■ **Exercise requirements**
Copy out every one of the entries below, line for line and without any change.

[Entries from a data source]
====================

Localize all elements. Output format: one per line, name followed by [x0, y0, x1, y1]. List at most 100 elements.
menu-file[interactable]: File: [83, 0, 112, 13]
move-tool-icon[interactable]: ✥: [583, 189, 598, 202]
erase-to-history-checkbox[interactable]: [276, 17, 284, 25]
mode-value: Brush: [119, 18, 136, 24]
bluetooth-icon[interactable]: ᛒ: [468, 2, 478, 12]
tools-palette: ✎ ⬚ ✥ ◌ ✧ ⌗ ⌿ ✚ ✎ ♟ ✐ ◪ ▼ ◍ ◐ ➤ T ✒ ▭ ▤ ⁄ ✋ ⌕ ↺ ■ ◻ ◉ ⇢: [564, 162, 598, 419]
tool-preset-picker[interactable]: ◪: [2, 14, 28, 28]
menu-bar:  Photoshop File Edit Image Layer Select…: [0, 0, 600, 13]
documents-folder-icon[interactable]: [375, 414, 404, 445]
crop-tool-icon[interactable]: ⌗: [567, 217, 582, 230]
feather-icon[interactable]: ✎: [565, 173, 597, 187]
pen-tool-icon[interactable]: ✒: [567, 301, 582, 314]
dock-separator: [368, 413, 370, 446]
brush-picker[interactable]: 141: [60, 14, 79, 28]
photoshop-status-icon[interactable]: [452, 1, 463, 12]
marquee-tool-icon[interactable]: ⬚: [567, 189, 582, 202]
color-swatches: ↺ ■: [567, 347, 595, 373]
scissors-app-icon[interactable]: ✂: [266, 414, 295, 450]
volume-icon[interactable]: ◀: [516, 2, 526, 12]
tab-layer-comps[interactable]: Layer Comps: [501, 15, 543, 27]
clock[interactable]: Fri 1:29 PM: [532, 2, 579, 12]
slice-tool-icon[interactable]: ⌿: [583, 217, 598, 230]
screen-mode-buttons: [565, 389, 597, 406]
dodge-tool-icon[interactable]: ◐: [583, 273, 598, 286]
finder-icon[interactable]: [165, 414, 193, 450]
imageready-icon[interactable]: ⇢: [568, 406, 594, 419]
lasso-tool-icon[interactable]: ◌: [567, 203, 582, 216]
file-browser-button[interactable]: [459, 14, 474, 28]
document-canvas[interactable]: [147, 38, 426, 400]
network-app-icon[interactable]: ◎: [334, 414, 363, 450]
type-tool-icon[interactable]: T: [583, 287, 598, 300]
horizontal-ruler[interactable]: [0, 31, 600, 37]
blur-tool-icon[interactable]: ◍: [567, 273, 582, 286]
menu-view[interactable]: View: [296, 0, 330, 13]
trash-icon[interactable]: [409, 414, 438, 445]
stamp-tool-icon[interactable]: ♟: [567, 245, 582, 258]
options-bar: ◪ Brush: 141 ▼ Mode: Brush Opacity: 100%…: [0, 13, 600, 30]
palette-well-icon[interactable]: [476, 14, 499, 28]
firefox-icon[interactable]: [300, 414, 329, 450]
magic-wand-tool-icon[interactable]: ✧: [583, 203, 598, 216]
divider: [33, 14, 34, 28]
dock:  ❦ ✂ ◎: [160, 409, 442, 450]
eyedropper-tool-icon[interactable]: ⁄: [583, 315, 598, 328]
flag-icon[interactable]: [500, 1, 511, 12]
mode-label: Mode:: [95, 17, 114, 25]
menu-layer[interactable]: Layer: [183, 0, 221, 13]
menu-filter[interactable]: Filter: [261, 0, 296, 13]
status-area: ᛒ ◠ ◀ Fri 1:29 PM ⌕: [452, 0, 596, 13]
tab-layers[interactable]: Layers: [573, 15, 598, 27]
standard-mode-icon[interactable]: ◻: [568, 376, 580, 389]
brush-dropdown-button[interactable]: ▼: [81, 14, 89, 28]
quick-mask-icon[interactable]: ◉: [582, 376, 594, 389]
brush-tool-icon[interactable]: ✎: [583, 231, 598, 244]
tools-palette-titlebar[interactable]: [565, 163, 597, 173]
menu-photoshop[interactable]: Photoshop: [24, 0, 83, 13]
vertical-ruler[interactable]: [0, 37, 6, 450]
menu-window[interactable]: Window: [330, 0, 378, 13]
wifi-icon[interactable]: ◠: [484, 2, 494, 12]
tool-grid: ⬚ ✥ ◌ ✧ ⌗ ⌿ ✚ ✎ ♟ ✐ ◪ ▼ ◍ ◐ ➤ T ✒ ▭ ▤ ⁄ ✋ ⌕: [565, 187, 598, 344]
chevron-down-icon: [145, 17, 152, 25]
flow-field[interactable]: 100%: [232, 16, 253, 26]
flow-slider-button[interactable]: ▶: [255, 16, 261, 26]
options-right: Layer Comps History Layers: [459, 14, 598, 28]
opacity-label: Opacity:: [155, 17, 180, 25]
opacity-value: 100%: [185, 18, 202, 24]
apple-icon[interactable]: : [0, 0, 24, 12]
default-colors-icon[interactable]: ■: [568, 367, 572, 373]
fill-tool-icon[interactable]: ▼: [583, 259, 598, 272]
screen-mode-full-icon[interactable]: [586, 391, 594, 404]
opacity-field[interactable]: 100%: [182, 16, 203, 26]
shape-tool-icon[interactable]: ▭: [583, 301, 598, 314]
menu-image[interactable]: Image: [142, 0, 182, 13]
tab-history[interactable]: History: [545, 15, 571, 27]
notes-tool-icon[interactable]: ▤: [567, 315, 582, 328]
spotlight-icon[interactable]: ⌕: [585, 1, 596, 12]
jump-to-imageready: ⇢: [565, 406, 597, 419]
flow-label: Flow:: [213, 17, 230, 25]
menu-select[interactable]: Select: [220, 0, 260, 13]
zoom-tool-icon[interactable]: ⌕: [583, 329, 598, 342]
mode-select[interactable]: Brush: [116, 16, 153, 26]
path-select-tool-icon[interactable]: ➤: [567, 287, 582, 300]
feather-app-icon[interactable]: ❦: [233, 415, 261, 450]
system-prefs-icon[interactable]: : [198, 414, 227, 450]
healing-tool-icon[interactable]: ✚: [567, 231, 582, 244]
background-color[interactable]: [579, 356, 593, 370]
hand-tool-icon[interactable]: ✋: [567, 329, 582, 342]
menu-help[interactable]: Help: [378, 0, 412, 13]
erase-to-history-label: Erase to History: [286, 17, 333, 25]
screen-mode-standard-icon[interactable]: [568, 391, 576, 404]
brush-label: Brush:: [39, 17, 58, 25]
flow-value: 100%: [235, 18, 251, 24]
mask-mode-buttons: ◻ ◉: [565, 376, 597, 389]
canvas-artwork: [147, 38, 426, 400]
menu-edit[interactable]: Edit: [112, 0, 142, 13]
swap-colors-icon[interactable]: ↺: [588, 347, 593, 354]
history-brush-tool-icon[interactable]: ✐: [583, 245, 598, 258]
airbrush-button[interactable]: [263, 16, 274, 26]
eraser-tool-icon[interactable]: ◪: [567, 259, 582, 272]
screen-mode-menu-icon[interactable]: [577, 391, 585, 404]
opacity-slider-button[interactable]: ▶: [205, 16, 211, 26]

====================

■ **Complete response**
Localize all elements. Output format: one per line, name followed by [x0, y0, x1, y1]. List at most 100 elements.
menu-file[interactable]: File: [83, 0, 112, 13]
move-tool-icon[interactable]: ✥: [583, 189, 598, 202]
erase-to-history-checkbox[interactable]: [276, 17, 284, 25]
mode-value: Brush: [119, 18, 136, 24]
bluetooth-icon[interactable]: ᛒ: [468, 2, 478, 12]
tools-palette: ✎ ⬚ ✥ ◌ ✧ ⌗ ⌿ ✚ ✎ ♟ ✐ ◪ ▼ ◍ ◐ ➤ T ✒ ▭ ▤ ⁄ ✋ ⌕ ↺ ■ ◻ ◉ ⇢: [564, 162, 598, 419]
tool-preset-picker[interactable]: ◪: [2, 14, 28, 28]
menu-bar:  Photoshop File Edit Image Layer Select…: [0, 0, 600, 13]
documents-folder-icon[interactable]: [375, 414, 404, 445]
crop-tool-icon[interactable]: ⌗: [567, 217, 582, 230]
feather-icon[interactable]: ✎: [565, 173, 597, 187]
pen-tool-icon[interactable]: ✒: [567, 301, 582, 314]
dock-separator: [368, 413, 370, 446]
brush-picker[interactable]: 141: [60, 14, 79, 28]
photoshop-status-icon[interactable]: [452, 1, 463, 12]
marquee-tool-icon[interactable]: ⬚: [567, 189, 582, 202]
color-swatches: ↺ ■: [567, 347, 595, 373]
scissors-app-icon[interactable]: ✂: [266, 414, 295, 450]
volume-icon[interactable]: ◀: [516, 2, 526, 12]
tab-layer-comps[interactable]: Layer Comps: [501, 15, 543, 27]
clock[interactable]: Fri 1:29 PM: [532, 2, 579, 12]
slice-tool-icon[interactable]: ⌿: [583, 217, 598, 230]
screen-mode-buttons: [565, 389, 597, 406]
dodge-tool-icon[interactable]: ◐: [583, 273, 598, 286]
finder-icon[interactable]: [165, 414, 193, 450]
imageready-icon[interactable]: ⇢: [568, 406, 594, 419]
lasso-tool-icon[interactable]: ◌: [567, 203, 582, 216]
file-browser-button[interactable]: [459, 14, 474, 28]
document-canvas[interactable]: [147, 38, 426, 400]
network-app-icon[interactable]: ◎: [334, 414, 363, 450]
type-tool-icon[interactable]: T: [583, 287, 598, 300]
horizontal-ruler[interactable]: [0, 31, 600, 37]
blur-tool-icon[interactable]: ◍: [567, 273, 582, 286]
menu-view[interactable]: View: [296, 0, 330, 13]
trash-icon[interactable]: [409, 414, 438, 445]
stamp-tool-icon[interactable]: ♟: [567, 245, 582, 258]
options-bar: ◪ Brush: 141 ▼ Mode: Brush Opacity: 100%…: [0, 13, 600, 30]
palette-well-icon[interactable]: [476, 14, 499, 28]
firefox-icon[interactable]: [300, 414, 329, 450]
magic-wand-tool-icon[interactable]: ✧: [583, 203, 598, 216]
divider: [33, 14, 34, 28]
dock:  ❦ ✂ ◎: [160, 409, 442, 450]
eyedropper-tool-icon[interactable]: ⁄: [583, 315, 598, 328]
flag-icon[interactable]: [500, 1, 511, 12]
mode-label: Mode:: [95, 17, 114, 25]
menu-layer[interactable]: Layer: [183, 0, 221, 13]
menu-filter[interactable]: Filter: [261, 0, 296, 13]
status-area: ᛒ ◠ ◀ Fri 1:29 PM ⌕: [452, 0, 596, 13]
tab-layers[interactable]: Layers: [573, 15, 598, 27]
standard-mode-icon[interactable]: ◻: [568, 376, 580, 389]
brush-dropdown-button[interactable]: ▼: [81, 14, 89, 28]
quick-mask-icon[interactable]: ◉: [582, 376, 594, 389]
brush-tool-icon[interactable]: ✎: [583, 231, 598, 244]
tools-palette-titlebar[interactable]: [565, 163, 597, 173]
menu-photoshop[interactable]: Photoshop: [24, 0, 83, 13]
vertical-ruler[interactable]: [0, 37, 6, 450]
menu-window[interactable]: Window: [330, 0, 378, 13]
wifi-icon[interactable]: ◠: [484, 2, 494, 12]
tool-grid: ⬚ ✥ ◌ ✧ ⌗ ⌿ ✚ ✎ ♟ ✐ ◪ ▼ ◍ ◐ ➤ T ✒ ▭ ▤ ⁄ ✋ ⌕: [565, 187, 598, 344]
chevron-down-icon: [145, 17, 152, 25]
flow-field[interactable]: 100%: [232, 16, 253, 26]
flow-slider-button[interactable]: ▶: [255, 16, 261, 26]
options-right: Layer Comps History Layers: [459, 14, 598, 28]
opacity-label: Opacity:: [155, 17, 180, 25]
opacity-value: 100%: [185, 18, 202, 24]
apple-icon[interactable]: : [0, 0, 24, 12]
default-colors-icon[interactable]: ■: [568, 367, 572, 373]
fill-tool-icon[interactable]: ▼: [583, 259, 598, 272]
screen-mode-full-icon[interactable]: [586, 391, 594, 404]
opacity-field[interactable]: 100%: [182, 16, 203, 26]
shape-tool-icon[interactable]: ▭: [583, 301, 598, 314]
menu-image[interactable]: Image: [142, 0, 182, 13]
tab-history[interactable]: History: [545, 15, 571, 27]
notes-tool-icon[interactable]: ▤: [567, 315, 582, 328]
spotlight-icon[interactable]: ⌕: [585, 1, 596, 12]
jump-to-imageready: ⇢: [565, 406, 597, 419]
flow-label: Flow:: [213, 17, 230, 25]
menu-select[interactable]: Select: [220, 0, 260, 13]
zoom-tool-icon[interactable]: ⌕: [583, 329, 598, 342]
mode-select[interactable]: Brush: [116, 16, 153, 26]
path-select-tool-icon[interactable]: ➤: [567, 287, 582, 300]
feather-app-icon[interactable]: ❦: [233, 415, 261, 450]
system-prefs-icon[interactable]: : [198, 414, 227, 450]
healing-tool-icon[interactable]: ✚: [567, 231, 582, 244]
background-color[interactable]: [579, 356, 593, 370]
hand-tool-icon[interactable]: ✋: [567, 329, 582, 342]
menu-help[interactable]: Help: [378, 0, 412, 13]
erase-to-history-label: Erase to History: [286, 17, 333, 25]
screen-mode-standard-icon[interactable]: [568, 391, 576, 404]
brush-label: Brush:: [39, 17, 58, 25]
flow-value: 100%: [235, 18, 251, 24]
mask-mode-buttons: ◻ ◉: [565, 376, 597, 389]
canvas-artwork: [147, 38, 426, 400]
menu-edit[interactable]: Edit: [112, 0, 142, 13]
swap-colors-icon[interactable]: ↺: [588, 347, 593, 354]
history-brush-tool-icon[interactable]: ✐: [583, 245, 598, 258]
airbrush-button[interactable]: [263, 16, 274, 26]
eraser-tool-icon[interactable]: ◪: [567, 259, 582, 272]
screen-mode-menu-icon[interactable]: [577, 391, 585, 404]
opacity-slider-button[interactable]: ▶: [205, 16, 211, 26]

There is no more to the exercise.